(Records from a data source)
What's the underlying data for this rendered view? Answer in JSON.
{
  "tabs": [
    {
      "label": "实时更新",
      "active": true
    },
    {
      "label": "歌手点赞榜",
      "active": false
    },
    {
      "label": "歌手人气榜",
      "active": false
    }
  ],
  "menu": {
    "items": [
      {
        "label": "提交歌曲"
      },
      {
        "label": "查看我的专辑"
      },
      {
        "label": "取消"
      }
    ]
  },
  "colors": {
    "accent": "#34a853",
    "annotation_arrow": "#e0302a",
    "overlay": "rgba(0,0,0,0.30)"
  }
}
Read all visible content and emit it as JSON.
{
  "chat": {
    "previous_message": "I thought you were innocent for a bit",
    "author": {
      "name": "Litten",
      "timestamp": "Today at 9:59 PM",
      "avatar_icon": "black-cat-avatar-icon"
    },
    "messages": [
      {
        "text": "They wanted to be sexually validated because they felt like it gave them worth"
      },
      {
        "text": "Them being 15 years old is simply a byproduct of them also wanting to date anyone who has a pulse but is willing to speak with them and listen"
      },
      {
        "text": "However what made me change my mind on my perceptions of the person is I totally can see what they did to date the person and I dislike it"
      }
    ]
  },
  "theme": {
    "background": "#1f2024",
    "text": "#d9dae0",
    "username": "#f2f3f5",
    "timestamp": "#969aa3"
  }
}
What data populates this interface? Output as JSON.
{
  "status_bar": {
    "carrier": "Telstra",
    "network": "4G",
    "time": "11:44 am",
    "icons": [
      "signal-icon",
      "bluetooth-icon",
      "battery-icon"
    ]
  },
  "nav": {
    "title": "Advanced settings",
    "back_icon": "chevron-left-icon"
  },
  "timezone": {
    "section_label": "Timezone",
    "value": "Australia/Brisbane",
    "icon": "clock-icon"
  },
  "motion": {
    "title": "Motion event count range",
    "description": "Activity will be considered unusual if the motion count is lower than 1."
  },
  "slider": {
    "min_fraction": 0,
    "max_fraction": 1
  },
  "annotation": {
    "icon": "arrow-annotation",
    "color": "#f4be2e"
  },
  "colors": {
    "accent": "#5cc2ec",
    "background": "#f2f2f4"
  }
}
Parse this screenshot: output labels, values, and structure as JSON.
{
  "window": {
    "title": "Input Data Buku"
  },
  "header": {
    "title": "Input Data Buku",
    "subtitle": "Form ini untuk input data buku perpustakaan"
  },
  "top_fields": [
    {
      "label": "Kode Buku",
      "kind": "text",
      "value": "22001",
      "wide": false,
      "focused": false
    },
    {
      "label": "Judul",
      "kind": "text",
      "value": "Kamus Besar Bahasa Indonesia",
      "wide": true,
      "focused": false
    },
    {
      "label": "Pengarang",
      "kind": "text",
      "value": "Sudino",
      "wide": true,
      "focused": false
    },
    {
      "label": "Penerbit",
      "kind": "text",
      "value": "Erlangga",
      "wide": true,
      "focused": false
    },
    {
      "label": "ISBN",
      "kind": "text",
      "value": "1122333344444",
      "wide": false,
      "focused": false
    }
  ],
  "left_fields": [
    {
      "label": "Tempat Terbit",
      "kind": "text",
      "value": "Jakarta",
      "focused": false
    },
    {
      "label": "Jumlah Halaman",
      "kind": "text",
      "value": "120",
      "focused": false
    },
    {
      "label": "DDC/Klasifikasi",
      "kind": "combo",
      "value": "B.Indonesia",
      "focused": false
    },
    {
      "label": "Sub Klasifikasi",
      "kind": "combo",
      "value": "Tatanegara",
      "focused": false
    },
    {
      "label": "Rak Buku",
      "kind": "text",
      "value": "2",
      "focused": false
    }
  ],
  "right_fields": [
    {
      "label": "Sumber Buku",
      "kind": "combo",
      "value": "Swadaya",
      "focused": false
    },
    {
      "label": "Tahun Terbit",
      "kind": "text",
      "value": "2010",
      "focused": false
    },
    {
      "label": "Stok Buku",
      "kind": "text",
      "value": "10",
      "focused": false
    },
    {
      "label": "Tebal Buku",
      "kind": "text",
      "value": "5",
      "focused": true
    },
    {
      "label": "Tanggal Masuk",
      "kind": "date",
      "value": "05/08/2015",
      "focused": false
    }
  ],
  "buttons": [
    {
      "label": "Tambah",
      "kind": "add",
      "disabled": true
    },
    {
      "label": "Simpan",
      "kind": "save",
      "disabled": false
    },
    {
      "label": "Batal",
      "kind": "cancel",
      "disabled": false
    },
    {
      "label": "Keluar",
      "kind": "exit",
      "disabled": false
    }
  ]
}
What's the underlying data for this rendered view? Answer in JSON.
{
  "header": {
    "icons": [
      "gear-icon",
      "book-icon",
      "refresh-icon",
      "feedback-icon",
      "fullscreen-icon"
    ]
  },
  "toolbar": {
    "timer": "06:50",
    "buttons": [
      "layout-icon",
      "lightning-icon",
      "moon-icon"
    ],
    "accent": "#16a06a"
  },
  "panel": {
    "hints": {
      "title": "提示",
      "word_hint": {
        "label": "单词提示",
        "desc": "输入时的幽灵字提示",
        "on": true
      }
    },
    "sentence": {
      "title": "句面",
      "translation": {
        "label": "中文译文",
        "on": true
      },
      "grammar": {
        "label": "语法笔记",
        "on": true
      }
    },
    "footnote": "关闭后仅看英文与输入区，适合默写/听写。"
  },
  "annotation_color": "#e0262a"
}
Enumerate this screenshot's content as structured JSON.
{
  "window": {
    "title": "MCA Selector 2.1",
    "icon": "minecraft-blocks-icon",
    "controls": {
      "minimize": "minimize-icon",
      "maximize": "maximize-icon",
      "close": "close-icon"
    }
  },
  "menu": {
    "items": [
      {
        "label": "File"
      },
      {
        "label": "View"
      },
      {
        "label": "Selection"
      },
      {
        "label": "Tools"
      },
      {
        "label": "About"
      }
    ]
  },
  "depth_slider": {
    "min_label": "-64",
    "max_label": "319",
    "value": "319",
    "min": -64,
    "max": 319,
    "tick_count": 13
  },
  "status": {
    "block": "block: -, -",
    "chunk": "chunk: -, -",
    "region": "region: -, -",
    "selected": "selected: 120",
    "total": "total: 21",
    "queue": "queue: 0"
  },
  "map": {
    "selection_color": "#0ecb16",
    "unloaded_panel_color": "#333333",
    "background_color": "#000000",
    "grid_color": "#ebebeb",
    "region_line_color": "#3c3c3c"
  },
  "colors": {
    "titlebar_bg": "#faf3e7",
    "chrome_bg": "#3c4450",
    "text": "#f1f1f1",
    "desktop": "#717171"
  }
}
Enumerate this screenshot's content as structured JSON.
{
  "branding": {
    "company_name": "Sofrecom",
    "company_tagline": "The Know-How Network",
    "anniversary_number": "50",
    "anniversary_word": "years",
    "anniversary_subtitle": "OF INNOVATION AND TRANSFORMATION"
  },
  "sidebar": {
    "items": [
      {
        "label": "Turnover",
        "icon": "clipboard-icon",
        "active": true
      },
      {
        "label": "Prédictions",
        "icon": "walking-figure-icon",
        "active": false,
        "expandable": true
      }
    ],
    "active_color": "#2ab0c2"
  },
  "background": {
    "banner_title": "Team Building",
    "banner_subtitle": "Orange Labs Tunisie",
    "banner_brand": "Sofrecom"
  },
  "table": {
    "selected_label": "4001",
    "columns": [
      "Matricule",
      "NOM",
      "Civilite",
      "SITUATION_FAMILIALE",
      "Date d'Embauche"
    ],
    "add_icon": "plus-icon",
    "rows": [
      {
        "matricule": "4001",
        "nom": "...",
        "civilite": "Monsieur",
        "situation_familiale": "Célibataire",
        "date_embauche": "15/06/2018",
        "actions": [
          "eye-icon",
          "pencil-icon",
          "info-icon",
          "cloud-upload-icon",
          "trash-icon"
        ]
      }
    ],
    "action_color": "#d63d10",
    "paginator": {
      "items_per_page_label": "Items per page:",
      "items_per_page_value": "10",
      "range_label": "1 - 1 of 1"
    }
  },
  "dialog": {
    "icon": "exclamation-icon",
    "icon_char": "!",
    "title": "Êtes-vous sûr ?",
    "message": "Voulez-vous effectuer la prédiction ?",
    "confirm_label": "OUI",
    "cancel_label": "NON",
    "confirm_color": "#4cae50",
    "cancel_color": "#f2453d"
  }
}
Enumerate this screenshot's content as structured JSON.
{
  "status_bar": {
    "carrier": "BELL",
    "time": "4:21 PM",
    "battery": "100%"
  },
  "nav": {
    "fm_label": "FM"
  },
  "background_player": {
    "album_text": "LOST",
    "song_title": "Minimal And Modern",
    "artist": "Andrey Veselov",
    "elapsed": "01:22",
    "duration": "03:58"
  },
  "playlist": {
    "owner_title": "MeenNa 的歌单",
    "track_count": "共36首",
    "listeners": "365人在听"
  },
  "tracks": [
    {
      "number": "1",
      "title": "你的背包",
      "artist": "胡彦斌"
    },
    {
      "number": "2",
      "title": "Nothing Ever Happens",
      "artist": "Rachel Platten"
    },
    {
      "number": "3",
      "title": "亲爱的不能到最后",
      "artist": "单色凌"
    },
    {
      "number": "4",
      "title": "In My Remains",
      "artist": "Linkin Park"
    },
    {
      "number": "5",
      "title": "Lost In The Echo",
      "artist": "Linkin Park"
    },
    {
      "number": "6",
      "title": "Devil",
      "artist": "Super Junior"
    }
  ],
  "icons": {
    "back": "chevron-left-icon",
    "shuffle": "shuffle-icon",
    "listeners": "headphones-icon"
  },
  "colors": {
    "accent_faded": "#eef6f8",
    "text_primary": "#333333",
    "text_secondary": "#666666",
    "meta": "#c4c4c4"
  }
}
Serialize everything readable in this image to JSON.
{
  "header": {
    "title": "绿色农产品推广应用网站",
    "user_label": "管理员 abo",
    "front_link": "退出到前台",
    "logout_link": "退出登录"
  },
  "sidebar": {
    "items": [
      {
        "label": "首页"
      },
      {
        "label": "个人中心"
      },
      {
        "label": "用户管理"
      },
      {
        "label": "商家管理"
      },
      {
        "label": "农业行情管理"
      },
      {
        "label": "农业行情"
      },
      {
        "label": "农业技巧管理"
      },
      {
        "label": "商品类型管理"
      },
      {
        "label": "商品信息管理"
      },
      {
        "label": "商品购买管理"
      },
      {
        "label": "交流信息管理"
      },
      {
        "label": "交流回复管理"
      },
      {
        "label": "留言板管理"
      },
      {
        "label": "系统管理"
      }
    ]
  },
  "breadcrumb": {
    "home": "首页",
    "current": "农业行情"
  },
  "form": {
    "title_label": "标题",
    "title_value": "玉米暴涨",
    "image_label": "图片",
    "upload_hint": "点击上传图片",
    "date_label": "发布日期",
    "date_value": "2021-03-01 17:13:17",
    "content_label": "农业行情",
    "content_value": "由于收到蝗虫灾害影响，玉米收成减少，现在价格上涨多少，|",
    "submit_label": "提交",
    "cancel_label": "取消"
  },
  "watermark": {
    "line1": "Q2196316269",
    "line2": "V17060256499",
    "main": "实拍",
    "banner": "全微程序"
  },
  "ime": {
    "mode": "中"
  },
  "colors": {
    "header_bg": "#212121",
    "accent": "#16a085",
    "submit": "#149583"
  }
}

EXERCISE DESCRIPTION
Gather every line from the listing above in which the word "Indonesia" appears.

EXPECTED ANSWER
      "value": "Kamus Besar Bahasa Indonesia",
      "value": "B.Indonesia",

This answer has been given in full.